On Wed, Nov 8, 2017 at 9:44 AM, Tom Herbert <t...@herbertland.com> wrote:
> On Fri, Aug 18, 2017 at 3:27 PM, David Miller <da...@davemloft.net> wrote:
>> From: Martin KaFai Lau <ka...@fb.com>
>> Date: Fri, 18 Aug 2017 13:51:36 -0700
>>
>>> It seems like that middle box specifically drops TCP_RST if it
>>> does not know anything about this flow.  Since the flowlabel of the TCP_RST
>>> (sent in TW state) is always different, it always lands to a different 
>>> middle
>>> box.  All of these TCP_RST cannot be delivered.
>>
>> This really is illegal behavior.  The flow label is not a flow _KEY_
>> by any definition whatsoever.
>>
>> Flow labels are an optimization, not a determinant for flow matching
>> particularly for proper TCP state processing.
>>
>> I'd rather you invest all of this energy getting that vendor to fix
>> their kit.
>>
> We're now seeing several router vendors recommending people to not use
> flow labels for ECMP hashing. This is precisely because when a flow
> label changes, network devices that maintain state (firewalls, NAT,
> load balancers) can't deal with packets being rerouted so connections
> are dropped. Unfortunately, the need for packets of a flow to always
> follow the same path has become an implicit requirement that I think
> we need follow at least as the default behavior.

• Information shown:
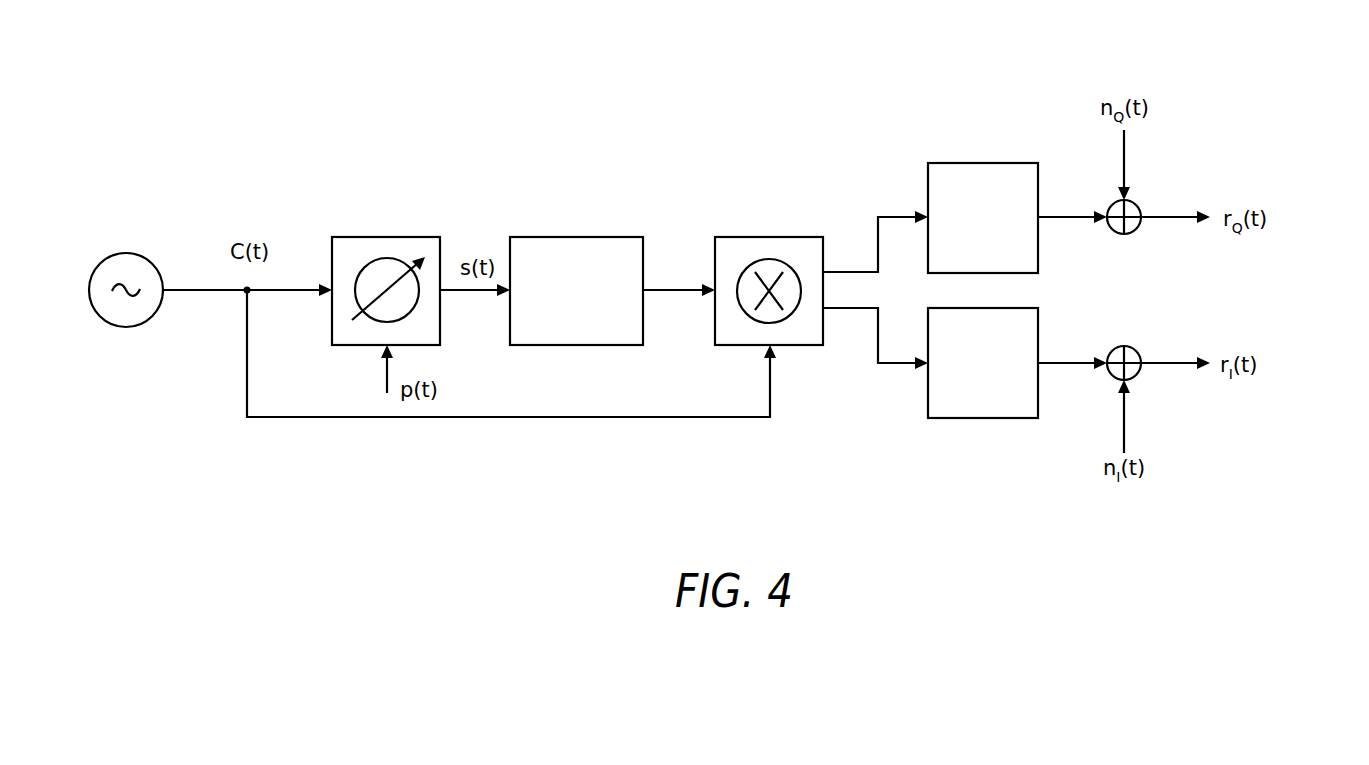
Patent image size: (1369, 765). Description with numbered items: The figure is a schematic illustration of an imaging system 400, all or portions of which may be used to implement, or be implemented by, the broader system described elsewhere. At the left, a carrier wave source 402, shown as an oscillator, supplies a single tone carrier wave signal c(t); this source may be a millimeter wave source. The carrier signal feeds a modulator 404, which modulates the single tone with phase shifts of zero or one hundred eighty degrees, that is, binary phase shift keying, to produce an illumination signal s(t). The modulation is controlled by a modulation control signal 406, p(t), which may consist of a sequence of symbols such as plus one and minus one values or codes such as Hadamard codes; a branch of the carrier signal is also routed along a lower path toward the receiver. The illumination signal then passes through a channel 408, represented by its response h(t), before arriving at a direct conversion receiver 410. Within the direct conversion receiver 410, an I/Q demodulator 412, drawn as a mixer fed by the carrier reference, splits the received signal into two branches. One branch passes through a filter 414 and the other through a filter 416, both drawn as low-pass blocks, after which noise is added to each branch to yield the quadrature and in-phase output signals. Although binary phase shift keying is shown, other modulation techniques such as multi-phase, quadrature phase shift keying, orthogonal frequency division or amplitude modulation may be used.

The imaging system 400 is at (1226, 44).
The carrier wave source 402 is at (127, 255).
The modulator 404 is at (343, 237).
The modulation control signal 406 is at (511, 354).
The channel 408 is at (577, 237).
The direct conversion receiver 410 is at (860, 162).
The I/Q demodulator 412 is at (770, 237).
The filter 414 is at (982, 163).
The filter 416 is at (982, 418).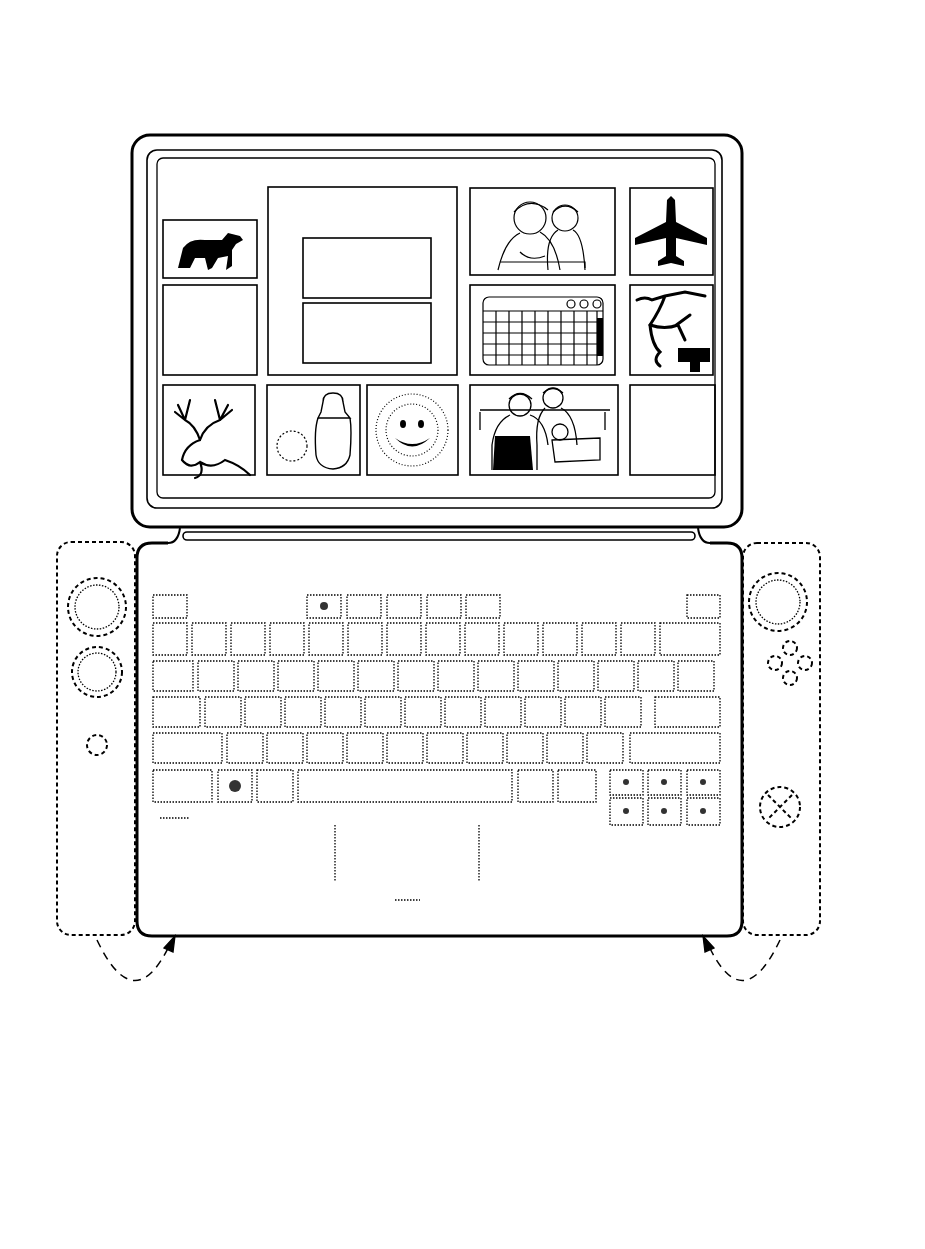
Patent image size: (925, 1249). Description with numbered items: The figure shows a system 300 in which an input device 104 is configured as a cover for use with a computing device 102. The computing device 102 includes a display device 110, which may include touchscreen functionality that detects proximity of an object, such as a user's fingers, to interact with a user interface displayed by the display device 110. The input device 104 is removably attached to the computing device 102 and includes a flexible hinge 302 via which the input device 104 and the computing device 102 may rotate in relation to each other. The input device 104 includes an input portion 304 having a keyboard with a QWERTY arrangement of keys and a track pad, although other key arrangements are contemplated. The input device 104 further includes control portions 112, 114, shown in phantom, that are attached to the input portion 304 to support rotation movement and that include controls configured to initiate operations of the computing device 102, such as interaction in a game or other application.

The system 300 is at (127, 62).
The computing device 102 is at (444, 134).
The display device 110 is at (155, 330).
The flexible hinge 302 is at (128, 531).
The input device 104 is at (478, 937).
The input portion 304 is at (216, 908).
The control portion 112 is at (96, 937).
The control portion 114 is at (780, 937).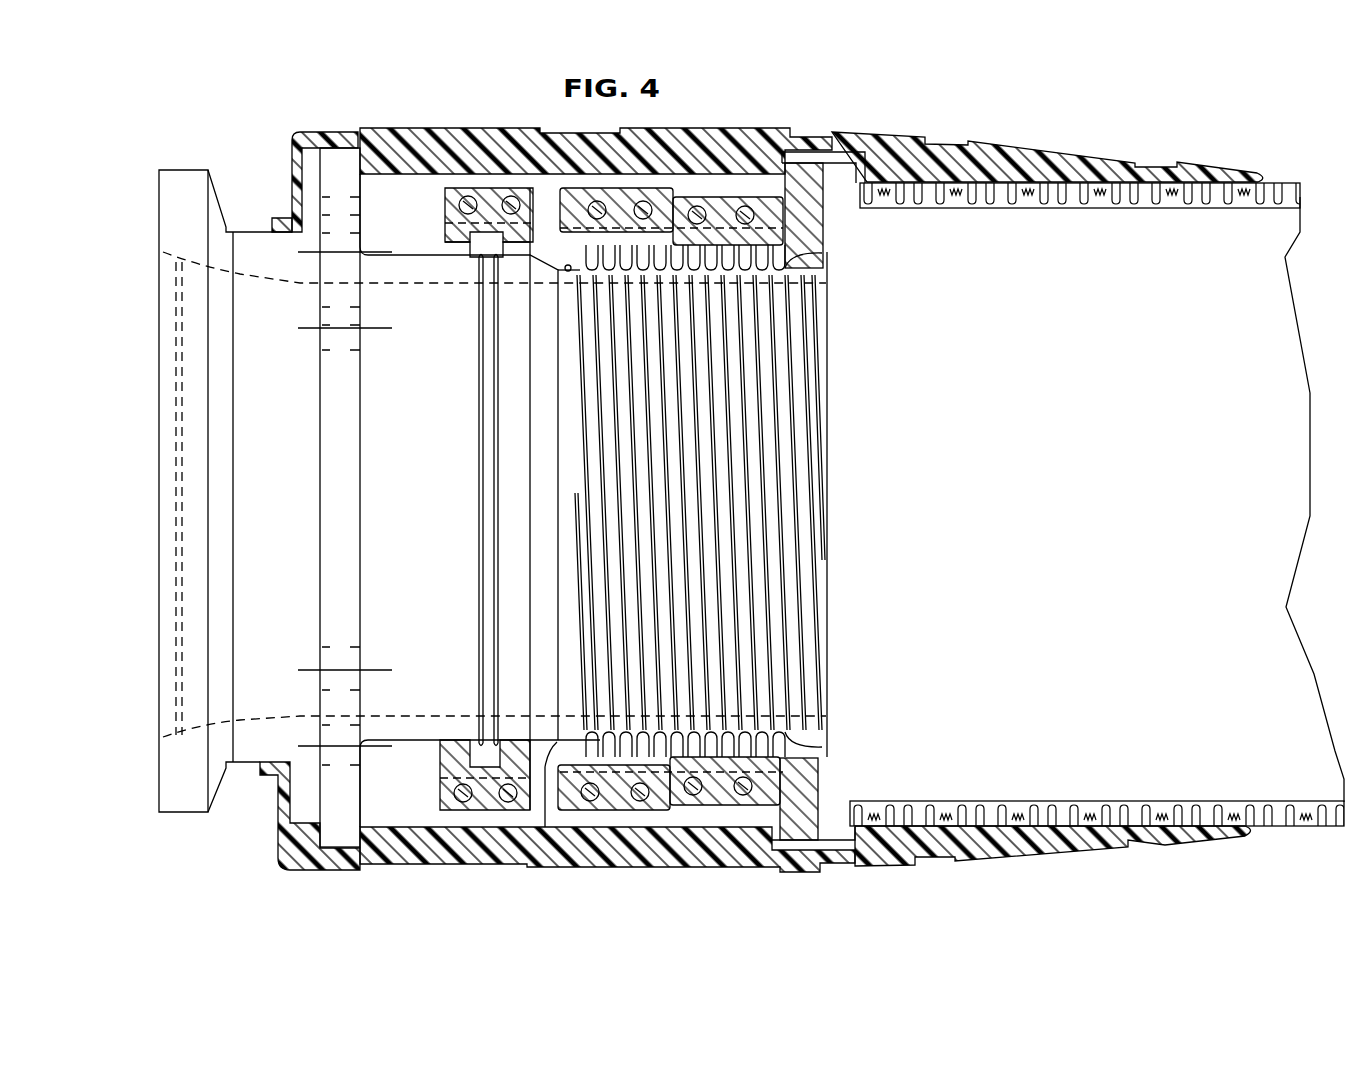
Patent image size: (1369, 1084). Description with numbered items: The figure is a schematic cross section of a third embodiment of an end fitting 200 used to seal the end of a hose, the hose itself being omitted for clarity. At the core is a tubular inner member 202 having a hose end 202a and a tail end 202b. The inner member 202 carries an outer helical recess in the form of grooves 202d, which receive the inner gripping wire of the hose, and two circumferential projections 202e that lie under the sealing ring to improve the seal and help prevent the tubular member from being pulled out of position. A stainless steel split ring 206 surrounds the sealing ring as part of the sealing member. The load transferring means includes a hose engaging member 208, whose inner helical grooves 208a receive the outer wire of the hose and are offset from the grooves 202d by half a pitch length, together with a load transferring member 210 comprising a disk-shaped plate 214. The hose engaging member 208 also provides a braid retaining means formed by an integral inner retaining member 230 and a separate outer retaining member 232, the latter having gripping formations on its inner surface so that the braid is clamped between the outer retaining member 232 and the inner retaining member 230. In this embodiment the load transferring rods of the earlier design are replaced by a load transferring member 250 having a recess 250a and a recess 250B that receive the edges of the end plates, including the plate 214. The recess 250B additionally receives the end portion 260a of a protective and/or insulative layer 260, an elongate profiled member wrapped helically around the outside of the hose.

The end fitting 200 is at (1103, 142).
The tubular inner member 202 is at (178, 170).
The hose end 202a is at (828, 403).
The tail end 202b is at (160, 268).
The grooves 202d is at (826, 272).
The circumferential projections 202e is at (470, 277).
The stainless steel split ring 206 is at (505, 190).
The hose engaging member 208 is at (745, 196).
The grooves 208a is at (747, 722).
The load transferring member 210 is at (675, 114).
The disk-shaped plate 214 is at (828, 228).
The inner retaining member 230 is at (545, 827).
The outer retaining member 232 is at (637, 815).
The load transferring member 250 is at (885, 134).
The recess 250a is at (313, 131).
The recess 250B is at (853, 812).
The protective and/or insulative layer 260 is at (1177, 210).
The end portion 260a is at (792, 152).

• Directives:
(a) Translate this sentence from the email thread on flow labels into Spanish: "Flow labels are an optimization, not a determinant for flow matching particularly for proper TCP state processing."
(b) Reproduce the part of the email thread on flow labels that begins at the words "On Wed, Nov" and ends after "cannot be delivered.".

• Answers to each task:
(a) Las etiquetas de flujo son una optimización, no un factor determinante para la correspondencia de flujos, en particular para el procesamiento adecuado del estado de TCP.

(b)
On Wed, Nov 8, 2017 at 9:44 AM, Tom Herbert <t...@herbertland.com> wrote:
> On Fri, Aug 18, 2017 at 3:27 PM, David Miller <da...@davemloft.net> wrote:
>> From: Martin KaFai Lau <ka...@fb.com>
>> Date: Fri, 18 Aug 2017 13:51:36 -0700
>>
>>> It seems like that middle box specifically drops TCP_RST if it
>>> does not know anything about this flow.  Since the flowlabel of the TCP_RST
>>> (sent in TW state) is always different, it always lands to a different 
>>> middle
>>> box.  All of these TCP_RST cannot be delivered.